The request:
Output all lines exactly.

Collected data:
## begin

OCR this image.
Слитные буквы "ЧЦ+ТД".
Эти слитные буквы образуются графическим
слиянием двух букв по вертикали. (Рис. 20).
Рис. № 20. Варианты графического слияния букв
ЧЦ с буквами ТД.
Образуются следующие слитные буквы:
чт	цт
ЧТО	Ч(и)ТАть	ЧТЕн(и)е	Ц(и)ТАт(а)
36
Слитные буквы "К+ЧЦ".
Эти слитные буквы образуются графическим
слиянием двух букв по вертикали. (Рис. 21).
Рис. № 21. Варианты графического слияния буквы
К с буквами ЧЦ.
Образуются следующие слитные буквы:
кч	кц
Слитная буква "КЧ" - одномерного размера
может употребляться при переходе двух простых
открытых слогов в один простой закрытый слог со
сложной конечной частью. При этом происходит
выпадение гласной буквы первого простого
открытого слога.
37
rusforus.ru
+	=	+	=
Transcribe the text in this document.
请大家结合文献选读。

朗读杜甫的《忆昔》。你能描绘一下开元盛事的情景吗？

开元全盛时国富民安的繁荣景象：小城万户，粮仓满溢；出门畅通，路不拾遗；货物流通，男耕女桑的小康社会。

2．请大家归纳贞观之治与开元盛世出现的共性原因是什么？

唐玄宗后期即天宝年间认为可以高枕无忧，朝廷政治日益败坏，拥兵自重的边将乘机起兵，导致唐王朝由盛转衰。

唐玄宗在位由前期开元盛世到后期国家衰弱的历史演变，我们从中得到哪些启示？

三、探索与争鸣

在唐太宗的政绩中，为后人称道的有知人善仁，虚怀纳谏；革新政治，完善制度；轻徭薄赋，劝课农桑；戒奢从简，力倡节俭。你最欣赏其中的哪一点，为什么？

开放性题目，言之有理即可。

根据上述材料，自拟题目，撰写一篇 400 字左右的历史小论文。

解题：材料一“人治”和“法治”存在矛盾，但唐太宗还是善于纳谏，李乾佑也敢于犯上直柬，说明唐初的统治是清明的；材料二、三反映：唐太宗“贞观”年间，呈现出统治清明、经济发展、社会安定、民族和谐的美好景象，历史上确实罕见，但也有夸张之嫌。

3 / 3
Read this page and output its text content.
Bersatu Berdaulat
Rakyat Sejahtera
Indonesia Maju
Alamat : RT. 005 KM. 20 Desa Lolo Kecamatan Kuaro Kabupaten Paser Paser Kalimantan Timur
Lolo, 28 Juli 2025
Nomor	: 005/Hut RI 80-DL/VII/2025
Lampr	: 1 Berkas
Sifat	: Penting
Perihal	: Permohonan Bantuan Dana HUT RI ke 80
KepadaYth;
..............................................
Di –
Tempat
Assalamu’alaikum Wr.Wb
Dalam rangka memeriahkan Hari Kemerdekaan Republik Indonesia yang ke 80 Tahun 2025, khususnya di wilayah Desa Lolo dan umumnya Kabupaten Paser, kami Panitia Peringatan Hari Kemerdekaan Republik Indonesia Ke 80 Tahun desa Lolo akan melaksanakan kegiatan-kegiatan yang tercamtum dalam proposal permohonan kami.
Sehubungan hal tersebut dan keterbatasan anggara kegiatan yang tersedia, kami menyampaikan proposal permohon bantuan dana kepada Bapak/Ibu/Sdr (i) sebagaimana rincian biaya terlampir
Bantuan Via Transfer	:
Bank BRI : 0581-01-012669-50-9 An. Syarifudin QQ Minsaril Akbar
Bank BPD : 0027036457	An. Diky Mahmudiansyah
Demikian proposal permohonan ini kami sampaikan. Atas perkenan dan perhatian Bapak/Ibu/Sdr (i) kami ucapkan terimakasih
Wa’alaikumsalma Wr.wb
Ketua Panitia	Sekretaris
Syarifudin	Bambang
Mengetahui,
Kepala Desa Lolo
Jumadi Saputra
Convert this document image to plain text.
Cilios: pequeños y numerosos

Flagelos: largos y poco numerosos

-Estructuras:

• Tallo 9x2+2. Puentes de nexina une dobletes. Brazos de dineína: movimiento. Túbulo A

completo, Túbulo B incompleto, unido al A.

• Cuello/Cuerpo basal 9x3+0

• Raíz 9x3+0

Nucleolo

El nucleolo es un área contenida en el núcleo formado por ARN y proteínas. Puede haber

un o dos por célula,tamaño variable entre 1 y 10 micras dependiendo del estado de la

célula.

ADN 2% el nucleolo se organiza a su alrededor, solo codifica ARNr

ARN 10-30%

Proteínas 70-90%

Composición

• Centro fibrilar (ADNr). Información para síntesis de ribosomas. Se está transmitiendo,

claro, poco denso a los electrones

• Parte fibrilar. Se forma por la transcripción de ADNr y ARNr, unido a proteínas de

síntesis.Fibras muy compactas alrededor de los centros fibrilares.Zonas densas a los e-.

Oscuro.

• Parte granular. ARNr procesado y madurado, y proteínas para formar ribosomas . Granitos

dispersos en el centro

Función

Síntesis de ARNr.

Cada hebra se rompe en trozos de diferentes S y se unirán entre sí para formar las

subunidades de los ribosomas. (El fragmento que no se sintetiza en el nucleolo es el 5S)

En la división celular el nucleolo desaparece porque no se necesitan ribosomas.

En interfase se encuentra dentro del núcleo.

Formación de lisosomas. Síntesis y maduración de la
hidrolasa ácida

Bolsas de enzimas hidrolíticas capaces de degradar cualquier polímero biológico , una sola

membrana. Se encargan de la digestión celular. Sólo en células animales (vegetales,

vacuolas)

## end

Exercise result:
OCR this image.
Слитные буквы "ЧЦ+ТД".
Эти слитные буквы образуются графическим
слиянием двух букв по вертикали. (Рис. 20).
Рис. № 20. Варианты графического слияния букв
ЧЦ с буквами ТД.
Образуются следующие слитные буквы:
чт	цт
ЧТО	Ч(и)ТАть	ЧТЕн(и)е	Ц(и)ТАт(а)
36
Слитные буквы "К+ЧЦ".
Эти слитные буквы образуются графическим
слиянием двух букв по вертикали. (Рис. 21).
Рис. № 21. Варианты графического слияния буквы
К с буквами ЧЦ.
Образуются следующие слитные буквы:
кч	кц
Слитная буква "КЧ" - одномерного размера
может употребляться при переходе двух простых
открытых слогов в один простой закрытый слог со
сложной конечной частью. При этом происходит
выпадение гласной буквы первого простого
открытого слога.
37
rusforus.ru
+	=	+	=
Transcribe the text in this document.
请大家结合文献选读。

朗读杜甫的《忆昔》。你能描绘一下开元盛事的情景吗？

开元全盛时国富民安的繁荣景象：小城万户，粮仓满溢；出门畅通，路不拾遗；货物流通，男耕女桑的小康社会。

2．请大家归纳贞观之治与开元盛世出现的共性原因是什么？

唐玄宗后期即天宝年间认为可以高枕无忧，朝廷政治日益败坏，拥兵自重的边将乘机起兵，导致唐王朝由盛转衰。

唐玄宗在位由前期开元盛世到后期国家衰弱的历史演变，我们从中得到哪些启示？

三、探索与争鸣

在唐太宗的政绩中，为后人称道的有知人善仁，虚怀纳谏；革新政治，完善制度；轻徭薄赋，劝课农桑；戒奢从简，力倡节俭。你最欣赏其中的哪一点，为什么？

开放性题目，言之有理即可。

根据上述材料，自拟题目，撰写一篇 400 字左右的历史小论文。

解题：材料一“人治”和“法治”存在矛盾，但唐太宗还是善于纳谏，李乾佑也敢于犯上直柬，说明唐初的统治是清明的；材料二、三反映：唐太宗“贞观”年间，呈现出统治清明、经济发展、社会安定、民族和谐的美好景象，历史上确实罕见，但也有夸张之嫌。

3 / 3
Read this page and output its text content.
Bersatu Berdaulat
Rakyat Sejahtera
Indonesia Maju
Alamat : RT. 005 KM. 20 Desa Lolo Kecamatan Kuaro Kabupaten Paser Paser Kalimantan Timur
Lolo, 28 Juli 2025
Nomor	: 005/Hut RI 80-DL/VII/2025
Lampr	: 1 Berkas
Sifat	: Penting
Perihal	: Permohonan Bantuan Dana HUT RI ke 80
KepadaYth;
..............................................
Di –
Tempat
Assalamu’alaikum Wr.Wb
Dalam rangka memeriahkan Hari Kemerdekaan Republik Indonesia yang ke 80 Tahun 2025, khususnya di wilayah Desa Lolo dan umumnya Kabupaten Paser, kami Panitia Peringatan Hari Kemerdekaan Republik Indonesia Ke 80 Tahun desa Lolo akan melaksanakan kegiatan-kegiatan yang tercamtum dalam proposal permohonan kami.
Sehubungan hal tersebut dan keterbatasan anggara kegiatan yang tersedia, kami menyampaikan proposal permohon bantuan dana kepada Bapak/Ibu/Sdr (i) sebagaimana rincian biaya terlampir
Bantuan Via Transfer	:
Bank BRI : 0581-01-012669-50-9 An. Syarifudin QQ Minsaril Akbar
Bank BPD : 0027036457	An. Diky Mahmudiansyah
Demikian proposal permohonan ini kami sampaikan. Atas perkenan dan perhatian Bapak/Ibu/Sdr (i) kami ucapkan terimakasih
Wa’alaikumsalma Wr.wb
Ketua Panitia	Sekretaris
Syarifudin	Bambang
Mengetahui,
Kepala Desa Lolo
Jumadi Saputra
Convert this document image to plain text.
Cilios: pequeños y numerosos

Flagelos: largos y poco numerosos

-Estructuras:

• Tallo 9x2+2. Puentes de nexina une dobletes. Brazos de dineína: movimiento. Túbulo A

completo, Túbulo B incompleto, unido al A.

• Cuello/Cuerpo basal 9x3+0

• Raíz 9x3+0

Nucleolo

El nucleolo es un área contenida en el núcleo formado por ARN y proteínas. Puede haber

un o dos por célula,tamaño variable entre 1 y 10 micras dependiendo del estado de la

célula.

ADN 2% el nucleolo se organiza a su alrededor, solo codifica ARNr

ARN 10-30%

Proteínas 70-90%

Composición

• Centro fibrilar (ADNr). Información para síntesis de ribosomas. Se está transmitiendo,

claro, poco denso a los electrones

• Parte fibrilar. Se forma por la transcripción de ADNr y ARNr, unido a proteínas de

síntesis.Fibras muy compactas alrededor de los centros fibrilares.Zonas densas a los e-.

Oscuro.

• Parte granular. ARNr procesado y madurado, y proteínas para formar ribosomas . Granitos

dispersos en el centro

Función

Síntesis de ARNr.

Cada hebra se rompe en trozos de diferentes S y se unirán entre sí para formar las

subunidades de los ribosomas. (El fragmento que no se sintetiza en el nucleolo es el 5S)

En la división celular el nucleolo desaparece porque no se necesitan ribosomas.

En interfase se encuentra dentro del núcleo.

Formación de lisosomas. Síntesis y maduración de la
hidrolasa ácida

Bolsas de enzimas hidrolíticas capaces de degradar cualquier polímero biológico , una sola

membrana. Se encargan de la digestión celular. Sólo en células animales (vegetales,

vacuolas)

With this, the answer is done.